• SHORT EXERCISE: Copy the data below exactly, omitting any picture it contains.

Data entries

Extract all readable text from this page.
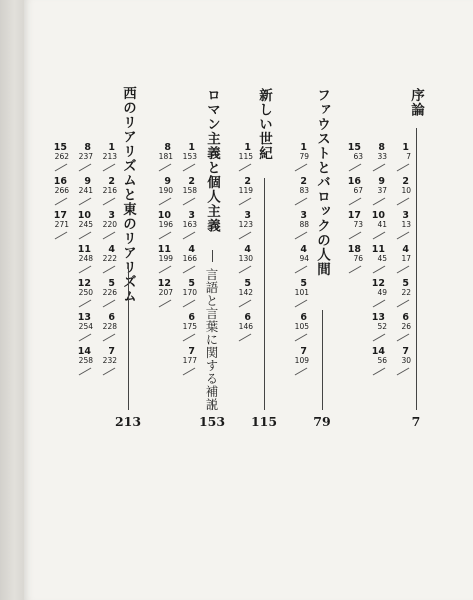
序論
7
1
7
2
10
3
13
4
17
5
22
6
26
7
30
8
33
9
37
10
41
11
45
12
49
13
52
14
56
15
63
16
67
17
73
18
76
ファウストとバロックの人間
79
1
79
2
83
3
88
4
94
5
101
6
105
7
109
新しい世紀
115
1
115
2
119
3
123
4
130
5
142
6
146
ロマン主義と個人主義
言語と言葉に関する補説
153
1
153
2
158
3
163
4
166
5
170
6
175
7
177
8
181
9
190
10
196
11
199
12
207
西のリアリズムと東のリアリズム
213
1
213
2
216
3
220
4
222
5
226
6
228
7
232
8
237
9
241
10
245
11
248
12
250
13
254
14
258
15
262
16
266
17
271
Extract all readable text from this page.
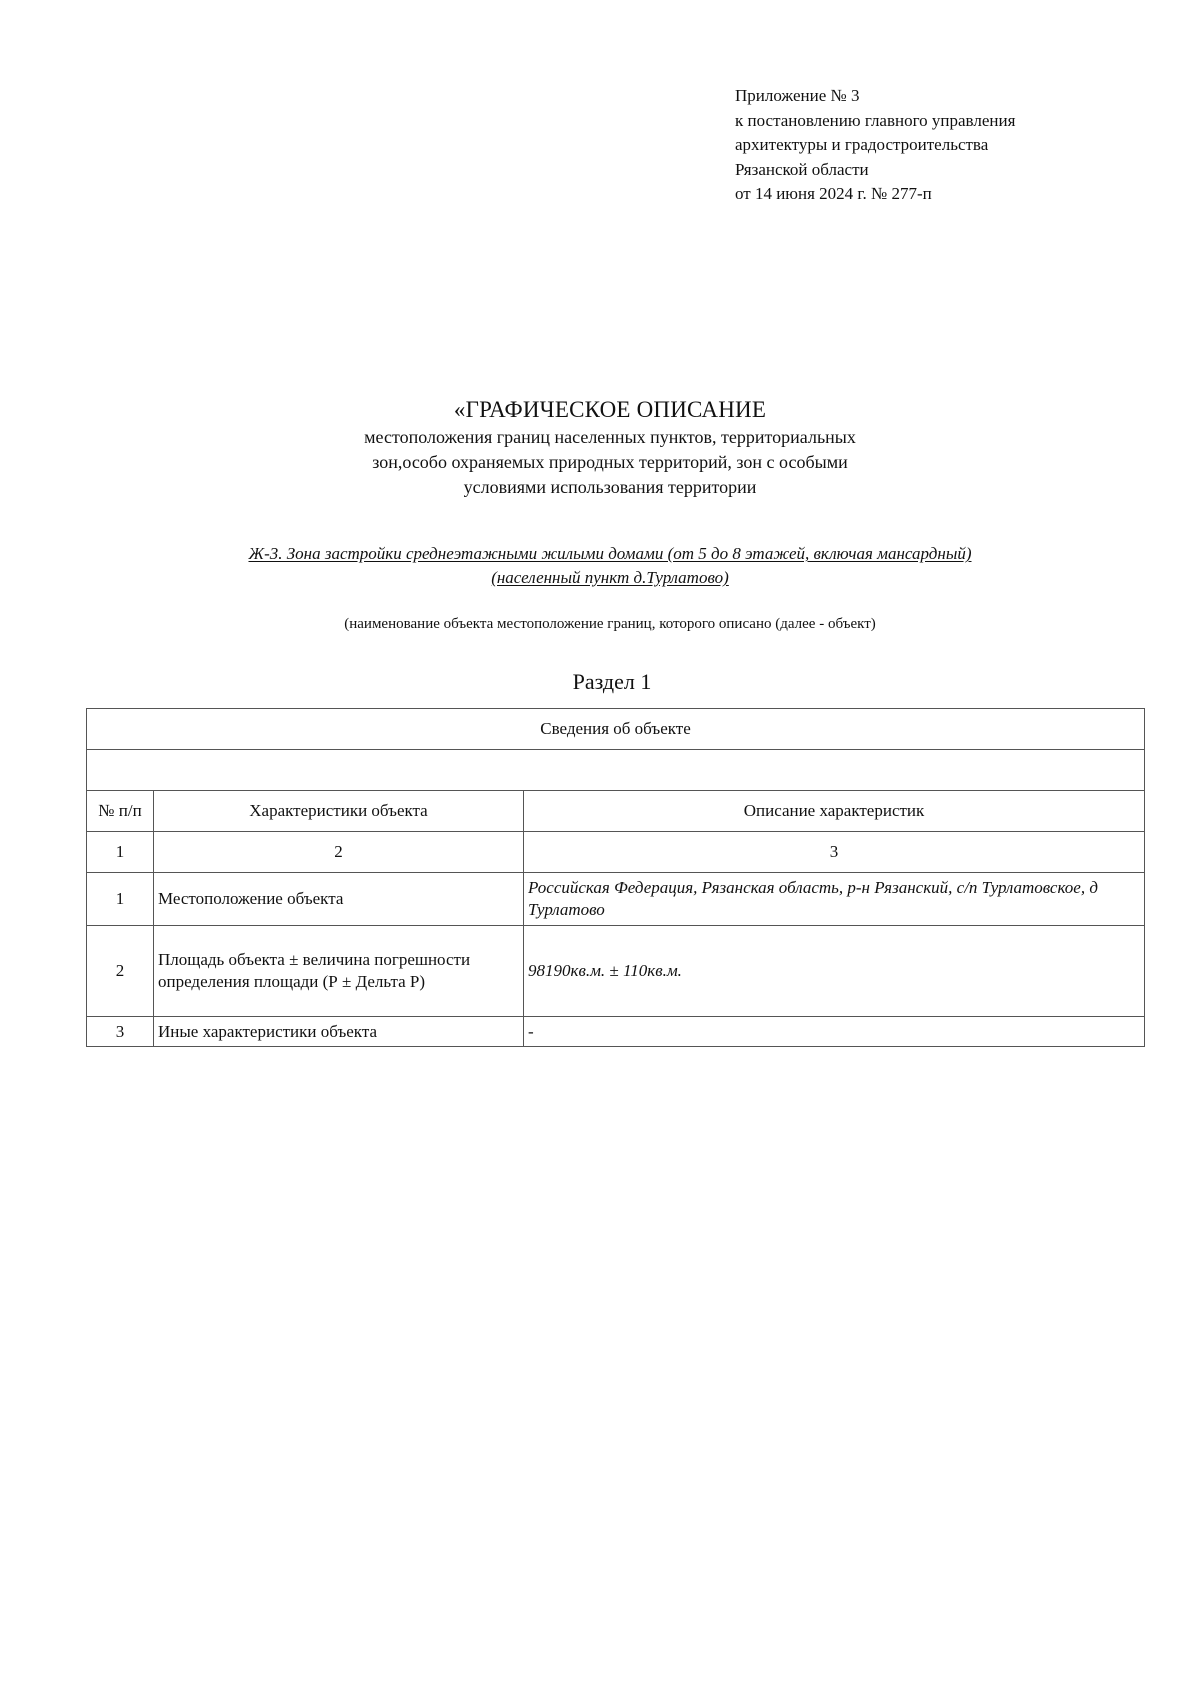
Приложение № 3
к постановлению главного управления
архитектуры и градостроительства
Рязанской области
от 14 июня 2024 г. № 277-п
«ГРАФИЧЕСКОЕ ОПИСАНИЕ
местоположения границ населенных пунктов, территориальных
зон,особо охраняемых природных территорий, зон с особыми
условиями использования территории
Ж-3. Зона застройки среднеэтажными жилыми домами (от 5 до 8 этажей, включая мансардный)
(населенный пункт д.Турлатово)
(наименование объекта местоположение границ, которого описано (далее - объект)
Раздел 1
Сведения об объекте		

№ п/п	Характеристики объекта	Описание характеристик
1	2	3
1	Местоположение объекта	Российская Федерация, Рязанская область, р-н Рязанский, с/п Турлатовское, д Турлатово
2	Площадь объекта ± величина погрешности определения площади (Р ± Дельта Р)	98190кв.м. ± 110кв.м.
3	Иные характеристики объекта	-
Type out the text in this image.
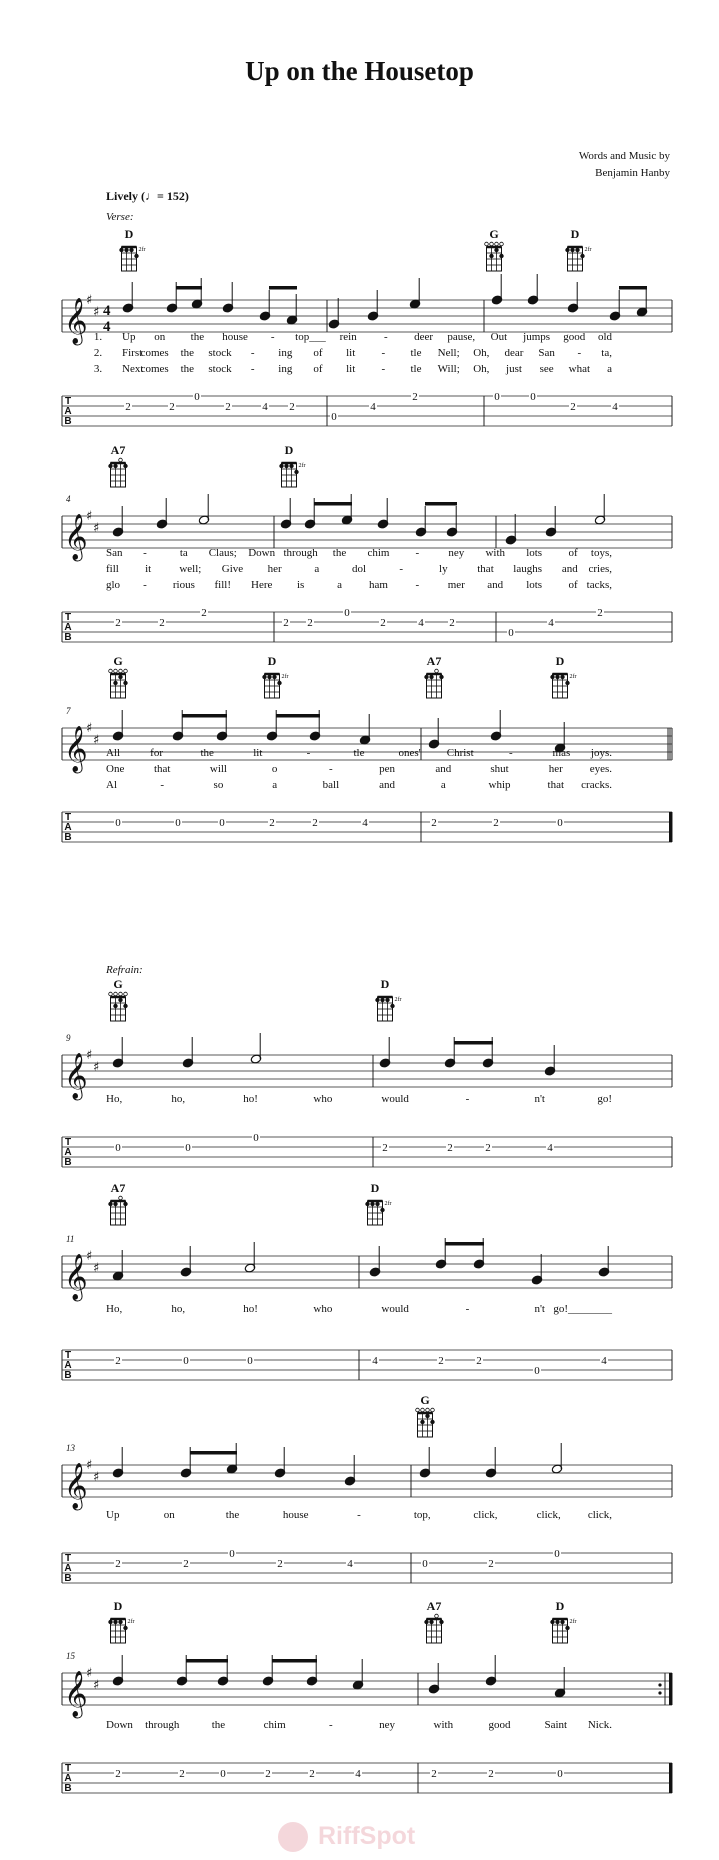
Up on the Housetop
Words and Music by
Benjamin Hanby
Lively (♩= 152)
Verse:
Refrain:
D
2fr
G	D
2fr
𝄞
♯
♯ 4
4
1. Up on the house - top___ rein - deer pause, Out jumps good old
2. First
comes the stock - ing of lit - tle Nell; Oh, dear San - ta,
3. Next
comes the stock - ing of lit - tle Will; Oh, just see what a
T
A
B
2	2
0
2	4 2
0
4
2	0	0
2	4
4
A7	D
2fr
𝄞
♯
♯
San -	ta Claus; Down through the chim -	ney with lots of toys,
fill it	well; Give her	a	dol	-	ly	that laughs and cries,
glo - rious fill! Here is	a ham	-	mer and lots of tacks,
T
A
B
2	2
2
2 2
0
2	4 2
0
4
2
7
G	D
2fr
A7	D
2fr
𝄞
♯
♯
All	for	the	lit	-	tle	ones' Christ	-	mas joys.
One	that	will	o	-	pen	and	shut	her eyes.
Al	-	so	a	ball	and	a	whip	that cracks.
T
A
B
0	0	0	2	2	4	2	2	0
9
G	D
2fr
𝄞
♯
♯
Ho,	ho,	ho!	who	would	-	n't	go!
T
A
B
0	0
0
2	2	2	4
11
A7	D
2fr
𝄞
♯
♯
Ho,	ho,	ho!	who	would	-	n't go!________
T
A
B
2	0	0	4	2	2
0
4
13
G
𝄞
♯
♯
Up	on	the	house	-	top,	click,	click, click,
T
A
B
2	2
0
2	4	0	2
0
15
D
2fr
A7	D
2fr
𝄞
♯
♯
Down through	the	chim	-	ney	with	good	Saint Nick.
T
A
B
2	2	0	2	2	4	2	2	0
RiffSpot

• EXPECTED OUTPUT:
Extract all readable text from this page.
序論
7
1
7
2
10
3
13
4
17
5
22
6
26
7
30
8
33
9
37
10
41
11
45
12
49
13
52
14
56
15
63
16
67
17
73
18
76
ファウストとバロックの人間
79
1
79
2
83
3
88
4
94
5
101
6
105
7
109
新しい世紀
115
1
115
2
119
3
123
4
130
5
142
6
146
ロマン主義と個人主義
言語と言葉に関する補説
153
1
153
2
158
3
163
4
166
5
170
6
175
7
177
8
181
9
190
10
196
11
199
12
207
西のリアリズムと東のリアリズム
213
1
213
2
216
3
220
4
222
5
226
6
228
7
232
8
237
9
241
10
245
11
248
12
250
13
254
14
258
15
262
16
266
17
271
Extract all readable text from this page.
Приложение № 3
к постановлению главного управления
архитектуры и градостроительства
Рязанской области
от 14 июня 2024 г. № 277-п
«ГРАФИЧЕСКОЕ ОПИСАНИЕ
местоположения границ населенных пунктов, территориальных
зон,особо охраняемых природных территорий, зон с особыми
условиями использования территории
Ж-3. Зона застройки среднеэтажными жилыми домами (от 5 до 8 этажей, включая мансардный)
(населенный пункт д.Турлатово)
(наименование объекта местоположение границ, которого описано (далее - объект)
Раздел 1
Сведения об объекте		

№ п/п	Характеристики объекта	Описание характеристик
1	2	3
1	Местоположение объекта	Российская Федерация, Рязанская область, р-н Рязанский, с/п Турлатовское, д Турлатово
2	Площадь объекта ± величина погрешности определения площади (Р ± Дельта Р)	98190кв.м. ± 110кв.м.
3	Иные характеристики объекта	-
Type out the text in this image.
Up on the Housetop
Words and Music by
Benjamin Hanby
Lively (♩= 152)
Verse:
Refrain:
D
2fr
G	D
2fr
𝄞
♯
♯ 4
4
1. Up on the house - top___ rein - deer pause, Out jumps good old
2. First
comes the stock - ing of lit - tle Nell; Oh, dear San - ta,
3. Next
comes the stock - ing of lit - tle Will; Oh, just see what a
T
A
B
2	2
0
2	4 2
0
4
2	0	0
2	4
4
A7	D
2fr
𝄞
♯
♯
San -	ta Claus; Down through the chim -	ney with lots of toys,
fill it	well; Give her	a	dol	-	ly	that laughs and cries,
glo - rious fill! Here is	a ham	-	mer and lots of tacks,
T
A
B
2	2
2
2 2
0
2	4 2
0
4
2
7
G	D
2fr
A7	D
2fr
𝄞
♯
♯
All	for	the	lit	-	tle	ones' Christ	-	mas joys.
One	that	will	o	-	pen	and	shut	her eyes.
Al	-	so	a	ball	and	a	whip	that cracks.
T
A
B
0	0	0	2	2	4	2	2	0
9
G	D
2fr
𝄞
♯
♯
Ho,	ho,	ho!	who	would	-	n't	go!
T
A
B
0	0
0
2	2	2	4
11
A7	D
2fr
𝄞
♯
♯
Ho,	ho,	ho!	who	would	-	n't go!________
T
A
B
2	0	0	4	2	2
0
4
13
G
𝄞
♯
♯
Up	on	the	house	-	top,	click,	click, click,
T
A
B
2	2
0
2	4	0	2
0
15
D
2fr
A7	D
2fr
𝄞
♯
♯
Down through	the	chim	-	ney	with	good	Saint Nick.
T
A
B
2	2	0	2	2	4	2	2	0
RiffSpot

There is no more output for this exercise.